• **TASK**
Among the entries, which lines carry the string "this"? Copy each of them.

• **MATERIAL PROVIDED**

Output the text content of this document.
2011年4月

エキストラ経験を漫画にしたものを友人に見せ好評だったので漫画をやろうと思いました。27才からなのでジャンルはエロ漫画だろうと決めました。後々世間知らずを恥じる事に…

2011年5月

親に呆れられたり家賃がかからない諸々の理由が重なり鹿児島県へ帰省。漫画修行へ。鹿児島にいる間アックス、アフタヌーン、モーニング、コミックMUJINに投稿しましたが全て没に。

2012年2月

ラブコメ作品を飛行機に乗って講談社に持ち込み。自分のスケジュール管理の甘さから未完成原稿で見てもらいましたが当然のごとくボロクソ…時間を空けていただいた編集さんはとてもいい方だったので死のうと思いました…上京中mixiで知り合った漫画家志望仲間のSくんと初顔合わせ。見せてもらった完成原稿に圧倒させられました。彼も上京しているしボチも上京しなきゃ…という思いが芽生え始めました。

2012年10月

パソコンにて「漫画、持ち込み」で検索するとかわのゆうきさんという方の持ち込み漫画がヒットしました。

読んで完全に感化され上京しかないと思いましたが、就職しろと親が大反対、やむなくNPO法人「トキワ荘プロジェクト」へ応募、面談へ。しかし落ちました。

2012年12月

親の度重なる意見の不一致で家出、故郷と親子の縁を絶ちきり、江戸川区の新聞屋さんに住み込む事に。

---

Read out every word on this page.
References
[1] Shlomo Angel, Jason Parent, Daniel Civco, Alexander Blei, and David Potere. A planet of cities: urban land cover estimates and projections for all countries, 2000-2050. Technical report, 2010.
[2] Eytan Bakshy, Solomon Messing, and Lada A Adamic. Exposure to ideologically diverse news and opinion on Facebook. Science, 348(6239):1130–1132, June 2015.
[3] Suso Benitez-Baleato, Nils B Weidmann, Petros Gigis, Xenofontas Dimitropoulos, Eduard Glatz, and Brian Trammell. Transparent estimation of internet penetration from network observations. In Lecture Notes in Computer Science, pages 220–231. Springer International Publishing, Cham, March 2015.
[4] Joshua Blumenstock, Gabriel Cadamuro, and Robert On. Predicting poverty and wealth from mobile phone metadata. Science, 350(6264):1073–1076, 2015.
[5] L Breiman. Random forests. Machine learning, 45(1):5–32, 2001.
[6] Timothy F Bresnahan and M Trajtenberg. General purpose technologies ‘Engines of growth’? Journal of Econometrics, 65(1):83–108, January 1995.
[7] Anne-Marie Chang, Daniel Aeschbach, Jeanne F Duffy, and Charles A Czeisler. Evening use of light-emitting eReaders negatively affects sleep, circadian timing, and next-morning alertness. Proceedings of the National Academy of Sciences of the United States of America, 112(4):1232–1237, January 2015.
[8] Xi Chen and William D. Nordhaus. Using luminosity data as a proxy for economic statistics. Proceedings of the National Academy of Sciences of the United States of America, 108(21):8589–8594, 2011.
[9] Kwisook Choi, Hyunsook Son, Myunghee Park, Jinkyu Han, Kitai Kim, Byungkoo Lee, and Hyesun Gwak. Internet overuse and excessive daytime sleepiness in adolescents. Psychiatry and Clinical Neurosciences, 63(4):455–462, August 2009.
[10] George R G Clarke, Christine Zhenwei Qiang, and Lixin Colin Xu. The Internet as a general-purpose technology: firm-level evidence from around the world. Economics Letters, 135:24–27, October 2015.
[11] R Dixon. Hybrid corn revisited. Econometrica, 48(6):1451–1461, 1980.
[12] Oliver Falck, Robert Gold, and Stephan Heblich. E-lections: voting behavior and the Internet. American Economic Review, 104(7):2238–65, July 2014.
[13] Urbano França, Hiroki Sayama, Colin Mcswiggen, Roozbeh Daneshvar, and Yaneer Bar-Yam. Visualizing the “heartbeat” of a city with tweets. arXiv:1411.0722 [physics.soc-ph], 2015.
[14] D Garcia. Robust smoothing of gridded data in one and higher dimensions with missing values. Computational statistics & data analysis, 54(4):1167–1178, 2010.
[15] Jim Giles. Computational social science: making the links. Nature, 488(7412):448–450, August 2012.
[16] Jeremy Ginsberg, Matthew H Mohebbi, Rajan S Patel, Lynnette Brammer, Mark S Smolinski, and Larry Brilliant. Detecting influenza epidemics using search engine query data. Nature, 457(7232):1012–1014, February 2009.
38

* * *

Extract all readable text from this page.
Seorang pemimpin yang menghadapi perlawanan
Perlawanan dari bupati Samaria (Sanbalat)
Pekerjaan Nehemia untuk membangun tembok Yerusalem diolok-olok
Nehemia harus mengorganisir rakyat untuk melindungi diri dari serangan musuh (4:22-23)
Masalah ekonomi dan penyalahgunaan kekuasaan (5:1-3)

• **OUTPUT OF THE TASK**
Output the text content of this document.
Read out every word on this page.
Extract all readable text from this page.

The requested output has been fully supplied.